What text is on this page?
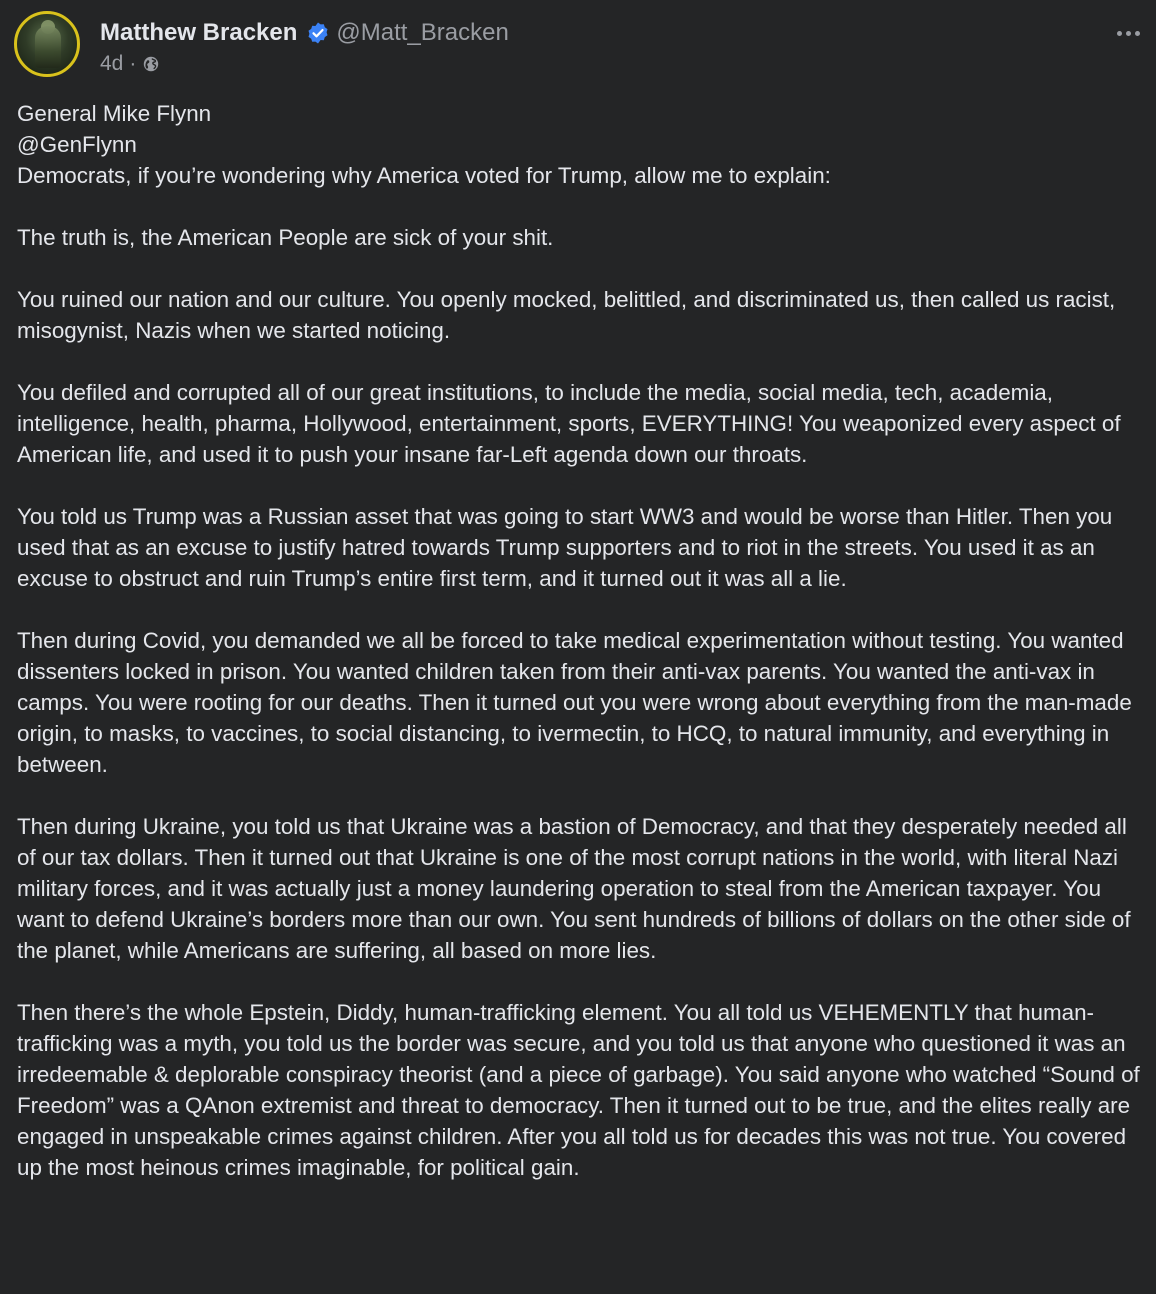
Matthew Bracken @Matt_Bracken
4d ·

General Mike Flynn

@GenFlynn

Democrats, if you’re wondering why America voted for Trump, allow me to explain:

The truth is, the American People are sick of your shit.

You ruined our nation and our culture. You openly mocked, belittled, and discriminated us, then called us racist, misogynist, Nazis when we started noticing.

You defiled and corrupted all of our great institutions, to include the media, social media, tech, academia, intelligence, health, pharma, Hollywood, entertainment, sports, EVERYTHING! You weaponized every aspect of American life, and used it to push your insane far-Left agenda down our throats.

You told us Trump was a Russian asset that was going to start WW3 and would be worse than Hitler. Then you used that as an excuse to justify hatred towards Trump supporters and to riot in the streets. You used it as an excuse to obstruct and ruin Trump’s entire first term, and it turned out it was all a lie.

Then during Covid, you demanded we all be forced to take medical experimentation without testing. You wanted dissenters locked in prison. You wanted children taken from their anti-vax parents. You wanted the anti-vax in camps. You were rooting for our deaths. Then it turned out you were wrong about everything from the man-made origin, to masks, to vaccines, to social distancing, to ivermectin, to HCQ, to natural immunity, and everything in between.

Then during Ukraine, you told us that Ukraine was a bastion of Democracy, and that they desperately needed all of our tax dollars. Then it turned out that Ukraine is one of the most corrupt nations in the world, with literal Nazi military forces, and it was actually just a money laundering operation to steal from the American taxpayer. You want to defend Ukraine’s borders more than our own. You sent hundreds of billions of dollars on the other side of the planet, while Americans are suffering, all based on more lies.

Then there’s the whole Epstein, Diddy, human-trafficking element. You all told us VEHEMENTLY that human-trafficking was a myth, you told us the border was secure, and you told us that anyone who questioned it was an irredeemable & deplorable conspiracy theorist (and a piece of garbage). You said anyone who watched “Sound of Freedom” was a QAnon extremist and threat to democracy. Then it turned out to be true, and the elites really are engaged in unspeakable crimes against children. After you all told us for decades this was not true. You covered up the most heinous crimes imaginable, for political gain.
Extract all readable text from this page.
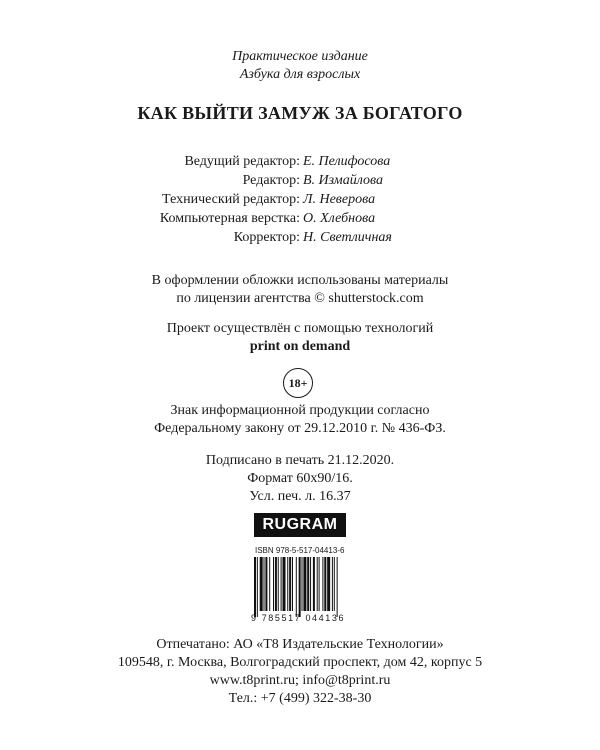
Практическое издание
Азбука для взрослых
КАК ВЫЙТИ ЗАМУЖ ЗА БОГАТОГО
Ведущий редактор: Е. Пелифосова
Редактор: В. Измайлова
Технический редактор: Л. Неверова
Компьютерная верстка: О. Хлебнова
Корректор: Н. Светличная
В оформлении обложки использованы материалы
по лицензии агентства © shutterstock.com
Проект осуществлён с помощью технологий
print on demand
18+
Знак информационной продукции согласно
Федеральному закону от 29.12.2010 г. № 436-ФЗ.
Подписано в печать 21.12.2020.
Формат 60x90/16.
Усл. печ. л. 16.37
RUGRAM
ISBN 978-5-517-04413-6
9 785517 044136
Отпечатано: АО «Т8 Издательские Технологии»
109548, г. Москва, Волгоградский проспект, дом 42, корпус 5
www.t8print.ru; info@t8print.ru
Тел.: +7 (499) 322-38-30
-=-=-
- [Written exercise]
Every record must be copied exactly, with images dropped from the result.

- [Solution to this task]
What text is on this page?
Matthew Bracken @Matt_Bracken
4d ·

General Mike Flynn

@GenFlynn

Democrats, if you’re wondering why America voted for Trump, allow me to explain:

The truth is, the American People are sick of your shit.

You ruined our nation and our culture. You openly mocked, belittled, and discriminated us, then called us racist, misogynist, Nazis when we started noticing.

You defiled and corrupted all of our great institutions, to include the media, social media, tech, academia, intelligence, health, pharma, Hollywood, entertainment, sports, EVERYTHING! You weaponized every aspect of American life, and used it to push your insane far-Left agenda down our throats.

You told us Trump was a Russian asset that was going to start WW3 and would be worse than Hitler. Then you used that as an excuse to justify hatred towards Trump supporters and to riot in the streets. You used it as an excuse to obstruct and ruin Trump’s entire first term, and it turned out it was all a lie.

Then during Covid, you demanded we all be forced to take medical experimentation without testing. You wanted dissenters locked in prison. You wanted children taken from their anti-vax parents. You wanted the anti-vax in camps. You were rooting for our deaths. Then it turned out you were wrong about everything from the man-made origin, to masks, to vaccines, to social distancing, to ivermectin, to HCQ, to natural immunity, and everything in between.

Then during Ukraine, you told us that Ukraine was a bastion of Democracy, and that they desperately needed all of our tax dollars. Then it turned out that Ukraine is one of the most corrupt nations in the world, with literal Nazi military forces, and it was actually just a money laundering operation to steal from the American taxpayer. You want to defend Ukraine’s borders more than our own. You sent hundreds of billions of dollars on the other side of the planet, while Americans are suffering, all based on more lies.

Then there’s the whole Epstein, Diddy, human-trafficking element. You all told us VEHEMENTLY that human-trafficking was a myth, you told us the border was secure, and you told us that anyone who questioned it was an irredeemable & deplorable conspiracy theorist (and a piece of garbage). You said anyone who watched “Sound of Freedom” was a QAnon extremist and threat to democracy. Then it turned out to be true, and the elites really are engaged in unspeakable crimes against children. After you all told us for decades this was not true. You covered up the most heinous crimes imaginable, for political gain.
Extract all readable text from this page.
Практическое издание
Азбука для взрослых
КАК ВЫЙТИ ЗАМУЖ ЗА БОГАТОГО
Ведущий редактор: Е. Пелифосова
Редактор: В. Измайлова
Технический редактор: Л. Неверова
Компьютерная верстка: О. Хлебнова
Корректор: Н. Светличная
В оформлении обложки использованы материалы
по лицензии агентства © shutterstock.com
Проект осуществлён с помощью технологий
print on demand
18+
Знак информационной продукции согласно
Федеральному закону от 29.12.2010 г. № 436-ФЗ.
Подписано в печать 21.12.2020.
Формат 60x90/16.
Усл. печ. л. 16.37
RUGRAM
ISBN 978-5-517-04413-6
9 785517 044136
Отпечатано: АО «Т8 Издательские Технологии»
109548, г. Москва, Волгоградский проспект, дом 42, корпус 5
www.t8print.ru; info@t8print.ru
Тел.: +7 (499) 322-38-30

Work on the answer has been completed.